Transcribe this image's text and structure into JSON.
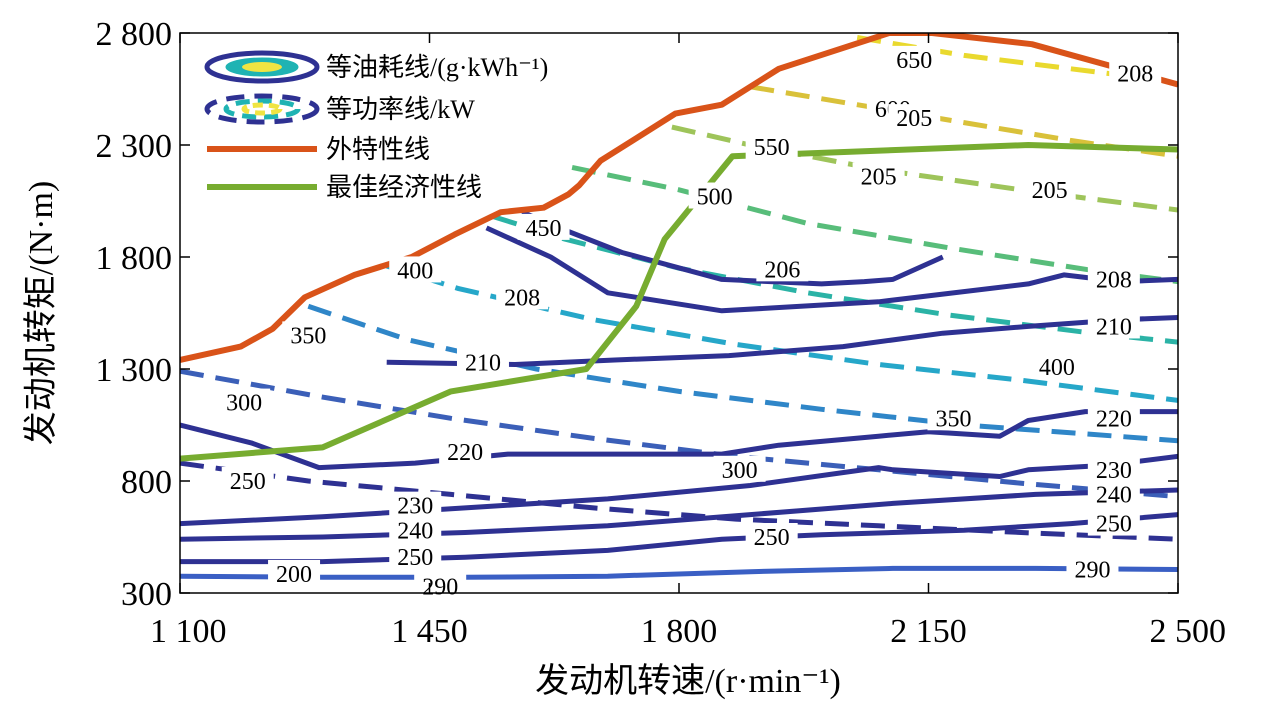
{
  "chart_data": {
    "type": "contour",
    "xlabel": "发动机转速/(r·min⁻¹)",
    "ylabel": "发动机转矩/(N·m)",
    "xlim": [
      1100,
      2500
    ],
    "ylim": [
      300,
      2800
    ],
    "x_ticks": [
      1100,
      1450,
      1800,
      2150,
      2500
    ],
    "x_tick_labels": [
      "1 100",
      "1 450",
      "1 800",
      "2 150",
      "2 500"
    ],
    "y_ticks": [
      300,
      800,
      1300,
      1800,
      2300,
      2800
    ],
    "y_tick_labels": [
      "300",
      "800",
      "1 300",
      "1 800",
      "2 300",
      "2 800"
    ],
    "legend": {
      "position": "top-left",
      "entries": [
        {
          "label": "等油耗线/(g·kWh⁻¹)",
          "style": "solid-contour"
        },
        {
          "label": "等功率线/kW",
          "style": "dashed-contour"
        },
        {
          "label": "外特性线",
          "color": "#d95319"
        },
        {
          "label": "最佳经济性线",
          "color": "#77ac30"
        }
      ]
    },
    "colors": {
      "external": "#d95319",
      "economic": "#77ac30"
    },
    "series": [
      {
        "name": "外特性线",
        "kind": "line",
        "color": "#d95319",
        "x": [
          1100,
          1185,
          1230,
          1275,
          1345,
          1425,
          1485,
          1550,
          1610,
          1645,
          1660,
          1690,
          1795,
          1860,
          1940,
          2095,
          2155,
          2295,
          2500
        ],
        "y": [
          1340,
          1400,
          1480,
          1620,
          1720,
          1800,
          1900,
          2000,
          2020,
          2080,
          2120,
          2230,
          2440,
          2480,
          2640,
          2800,
          2800,
          2750,
          2570
        ]
      },
      {
        "name": "最佳经济性线",
        "kind": "line",
        "color": "#77ac30",
        "x": [
          1100,
          1300,
          1480,
          1670,
          1740,
          1780,
          1875,
          2290,
          2500
        ],
        "y": [
          900,
          950,
          1200,
          1300,
          1580,
          1880,
          2250,
          2300,
          2280
        ]
      }
    ],
    "fuel_contours": [
      {
        "label": "220",
        "color": "#2e3192",
        "x": [
          1100,
          1200,
          1295,
          1430,
          1560,
          1720,
          1860,
          1940,
          2080,
          2150,
          2250,
          2290,
          2370,
          2500
        ],
        "y": [
          1050,
          970,
          860,
          880,
          920,
          920,
          920,
          960,
          1000,
          1020,
          1000,
          1070,
          1110,
          1110
        ]
      },
      {
        "label": "230",
        "color": "#2e3192",
        "x": [
          1100,
          1300,
          1500,
          1700,
          1900,
          2080,
          2100,
          2150,
          2250,
          2290,
          2400,
          2500
        ],
        "y": [
          610,
          640,
          680,
          720,
          780,
          860,
          850,
          840,
          820,
          850,
          870,
          910
        ]
      },
      {
        "label": "240",
        "color": "#2e3192",
        "x": [
          1100,
          1300,
          1500,
          1700,
          1900,
          2100,
          2300,
          2500
        ],
        "y": [
          540,
          550,
          570,
          600,
          650,
          700,
          740,
          760
        ]
      },
      {
        "label": "250",
        "color": "#2e3192",
        "x": [
          1100,
          1300,
          1500,
          1700,
          1860,
          2000,
          2200,
          2350,
          2500
        ],
        "y": [
          440,
          440,
          460,
          490,
          540,
          560,
          580,
          610,
          650
        ]
      },
      {
        "label": "290",
        "color": "#3a5fc4",
        "x": [
          1100,
          1300,
          1500,
          1700,
          1900,
          2100,
          2300,
          2500
        ],
        "y": [
          375,
          370,
          370,
          375,
          395,
          410,
          410,
          405
        ]
      },
      {
        "label": "210",
        "color": "#2e3192",
        "x": [
          1390,
          1570,
          1710,
          1870,
          2030,
          2170,
          2290,
          2420,
          2500
        ],
        "y": [
          1330,
          1320,
          1340,
          1360,
          1400,
          1460,
          1490,
          1520,
          1530
        ]
      },
      {
        "label": "208",
        "color": "#2e3192",
        "x": [
          1530,
          1620,
          1700,
          1860,
          2080,
          2290,
          2340,
          2420,
          2500
        ],
        "y": [
          1930,
          1800,
          1640,
          1560,
          1600,
          1680,
          1720,
          1690,
          1700
        ]
      },
      {
        "label": "206",
        "color": "#2e3192",
        "x": [
          1580,
          1640,
          1720,
          1860,
          2000,
          2060,
          2100,
          2170
        ],
        "y": [
          2000,
          1920,
          1820,
          1700,
          1680,
          1690,
          1700,
          1800
        ]
      }
    ],
    "fuel_contour_labels": [
      "200",
      "205",
      "206",
      "208",
      "210",
      "220",
      "230",
      "240",
      "250",
      "290"
    ],
    "power_contours": [
      {
        "label": "250",
        "x": [
          1100,
          1280,
          1480,
          1680,
          1880,
          2080,
          2280,
          2500
        ],
        "y": [
          880,
          800,
          740,
          680,
          630,
          600,
          570,
          540
        ]
      },
      {
        "label": "300",
        "x": [
          1100,
          1290,
          1480,
          1680,
          1880,
          2080,
          2280,
          2500
        ],
        "y": [
          1290,
          1180,
          1080,
          990,
          910,
          850,
          790,
          730
        ]
      },
      {
        "label": "350",
        "x": [
          1280,
          1420,
          1600,
          1800,
          2000,
          2200,
          2500
        ],
        "y": [
          1580,
          1430,
          1300,
          1200,
          1120,
          1050,
          980
        ]
      },
      {
        "label": "400",
        "x": [
          1390,
          1490,
          1680,
          1880,
          2080,
          2280,
          2500
        ],
        "y": [
          1760,
          1660,
          1520,
          1410,
          1320,
          1250,
          1160
        ]
      },
      {
        "label": "450",
        "x": [
          1540,
          1640,
          1800,
          1980,
          2180,
          2380,
          2500
        ],
        "y": [
          1980,
          1880,
          1750,
          1640,
          1540,
          1460,
          1420
        ]
      },
      {
        "label": "500",
        "x": [
          1650,
          1800,
          1980,
          2180,
          2380,
          2500
        ],
        "y": [
          2200,
          2100,
          1950,
          1840,
          1740,
          1690
        ]
      },
      {
        "label": "550",
        "x": [
          1790,
          1900,
          2080,
          2280,
          2500
        ],
        "y": [
          2380,
          2300,
          2190,
          2100,
          2010
        ]
      },
      {
        "label": "600",
        "x": [
          1900,
          2050,
          2200,
          2350,
          2500
        ],
        "y": [
          2560,
          2480,
          2400,
          2320,
          2250
        ]
      },
      {
        "label": "650",
        "x": [
          2050,
          2200,
          2350,
          2500
        ],
        "y": [
          2780,
          2700,
          2640,
          2580
        ]
      }
    ],
    "power_contour_labels": [
      "250",
      "300",
      "350",
      "400",
      "450",
      "500",
      "550",
      "600",
      "650"
    ]
  }
}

· · · ·

* WHAT TO DO: Copy the records above exactly, omitting every picture.

* ANSWER TO THIS EXERCISE:
Transcribe this image's text and structure into JSON.
{
  "chart_data": {
    "type": "contour",
    "xlabel": "发动机转速/(r·min⁻¹)",
    "ylabel": "发动机转矩/(N·m)",
    "xlim": [
      1100,
      2500
    ],
    "ylim": [
      300,
      2800
    ],
    "x_ticks": [
      1100,
      1450,
      1800,
      2150,
      2500
    ],
    "x_tick_labels": [
      "1 100",
      "1 450",
      "1 800",
      "2 150",
      "2 500"
    ],
    "y_ticks": [
      300,
      800,
      1300,
      1800,
      2300,
      2800
    ],
    "y_tick_labels": [
      "300",
      "800",
      "1 300",
      "1 800",
      "2 300",
      "2 800"
    ],
    "legend": {
      "position": "top-left",
      "entries": [
        {
          "label": "等油耗线/(g·kWh⁻¹)",
          "style": "solid-contour"
        },
        {
          "label": "等功率线/kW",
          "style": "dashed-contour"
        },
        {
          "label": "外特性线",
          "color": "#d95319"
        },
        {
          "label": "最佳经济性线",
          "color": "#77ac30"
        }
      ]
    },
    "colors": {
      "external": "#d95319",
      "economic": "#77ac30"
    },
    "series": [
      {
        "name": "外特性线",
        "kind": "line",
        "color": "#d95319",
        "x": [
          1100,
          1185,
          1230,
          1275,
          1345,
          1425,
          1485,
          1550,
          1610,
          1645,
          1660,
          1690,
          1795,
          1860,
          1940,
          2095,
          2155,
          2295,
          2500
        ],
        "y": [
          1340,
          1400,
          1480,
          1620,
          1720,
          1800,
          1900,
          2000,
          2020,
          2080,
          2120,
          2230,
          2440,
          2480,
          2640,
          2800,
          2800,
          2750,
          2570
        ]
      },
      {
        "name": "最佳经济性线",
        "kind": "line",
        "color": "#77ac30",
        "x": [
          1100,
          1300,
          1480,
          1670,
          1740,
          1780,
          1875,
          2290,
          2500
        ],
        "y": [
          900,
          950,
          1200,
          1300,
          1580,
          1880,
          2250,
          2300,
          2280
        ]
      }
    ],
    "fuel_contours": [
      {
        "label": "220",
        "color": "#2e3192",
        "x": [
          1100,
          1200,
          1295,
          1430,
          1560,
          1720,
          1860,
          1940,
          2080,
          2150,
          2250,
          2290,
          2370,
          2500
        ],
        "y": [
          1050,
          970,
          860,
          880,
          920,
          920,
          920,
          960,
          1000,
          1020,
          1000,
          1070,
          1110,
          1110
        ]
      },
      {
        "label": "230",
        "color": "#2e3192",
        "x": [
          1100,
          1300,
          1500,
          1700,
          1900,
          2080,
          2100,
          2150,
          2250,
          2290,
          2400,
          2500
        ],
        "y": [
          610,
          640,
          680,
          720,
          780,
          860,
          850,
          840,
          820,
          850,
          870,
          910
        ]
      },
      {
        "label": "240",
        "color": "#2e3192",
        "x": [
          1100,
          1300,
          1500,
          1700,
          1900,
          2100,
          2300,
          2500
        ],
        "y": [
          540,
          550,
          570,
          600,
          650,
          700,
          740,
          760
        ]
      },
      {
        "label": "250",
        "color": "#2e3192",
        "x": [
          1100,
          1300,
          1500,
          1700,
          1860,
          2000,
          2200,
          2350,
          2500
        ],
        "y": [
          440,
          440,
          460,
          490,
          540,
          560,
          580,
          610,
          650
        ]
      },
      {
        "label": "290",
        "color": "#3a5fc4",
        "x": [
          1100,
          1300,
          1500,
          1700,
          1900,
          2100,
          2300,
          2500
        ],
        "y": [
          375,
          370,
          370,
          375,
          395,
          410,
          410,
          405
        ]
      },
      {
        "label": "210",
        "color": "#2e3192",
        "x": [
          1390,
          1570,
          1710,
          1870,
          2030,
          2170,
          2290,
          2420,
          2500
        ],
        "y": [
          1330,
          1320,
          1340,
          1360,
          1400,
          1460,
          1490,
          1520,
          1530
        ]
      },
      {
        "label": "208",
        "color": "#2e3192",
        "x": [
          1530,
          1620,
          1700,
          1860,
          2080,
          2290,
          2340,
          2420,
          2500
        ],
        "y": [
          1930,
          1800,
          1640,
          1560,
          1600,
          1680,
          1720,
          1690,
          1700
        ]
      },
      {
        "label": "206",
        "color": "#2e3192",
        "x": [
          1580,
          1640,
          1720,
          1860,
          2000,
          2060,
          2100,
          2170
        ],
        "y": [
          2000,
          1920,
          1820,
          1700,
          1680,
          1690,
          1700,
          1800
        ]
      }
    ],
    "fuel_contour_labels": [
      "200",
      "205",
      "206",
      "208",
      "210",
      "220",
      "230",
      "240",
      "250",
      "290"
    ],
    "power_contours": [
      {
        "label": "250",
        "x": [
          1100,
          1280,
          1480,
          1680,
          1880,
          2080,
          2280,
          2500
        ],
        "y": [
          880,
          800,
          740,
          680,
          630,
          600,
          570,
          540
        ]
      },
      {
        "label": "300",
        "x": [
          1100,
          1290,
          1480,
          1680,
          1880,
          2080,
          2280,
          2500
        ],
        "y": [
          1290,
          1180,
          1080,
          990,
          910,
          850,
          790,
          730
        ]
      },
      {
        "label": "350",
        "x": [
          1280,
          1420,
          1600,
          1800,
          2000,
          2200,
          2500
        ],
        "y": [
          1580,
          1430,
          1300,
          1200,
          1120,
          1050,
          980
        ]
      },
      {
        "label": "400",
        "x": [
          1390,
          1490,
          1680,
          1880,
          2080,
          2280,
          2500
        ],
        "y": [
          1760,
          1660,
          1520,
          1410,
          1320,
          1250,
          1160
        ]
      },
      {
        "label": "450",
        "x": [
          1540,
          1640,
          1800,
          1980,
          2180,
          2380,
          2500
        ],
        "y": [
          1980,
          1880,
          1750,
          1640,
          1540,
          1460,
          1420
        ]
      },
      {
        "label": "500",
        "x": [
          1650,
          1800,
          1980,
          2180,
          2380,
          2500
        ],
        "y": [
          2200,
          2100,
          1950,
          1840,
          1740,
          1690
        ]
      },
      {
        "label": "550",
        "x": [
          1790,
          1900,
          2080,
          2280,
          2500
        ],
        "y": [
          2380,
          2300,
          2190,
          2100,
          2010
        ]
      },
      {
        "label": "600",
        "x": [
          1900,
          2050,
          2200,
          2350,
          2500
        ],
        "y": [
          2560,
          2480,
          2400,
          2320,
          2250
        ]
      },
      {
        "label": "650",
        "x": [
          2050,
          2200,
          2350,
          2500
        ],
        "y": [
          2780,
          2700,
          2640,
          2580
        ]
      }
    ],
    "power_contour_labels": [
      "250",
      "300",
      "350",
      "400",
      "450",
      "500",
      "550",
      "600",
      "650"
    ]
  }
}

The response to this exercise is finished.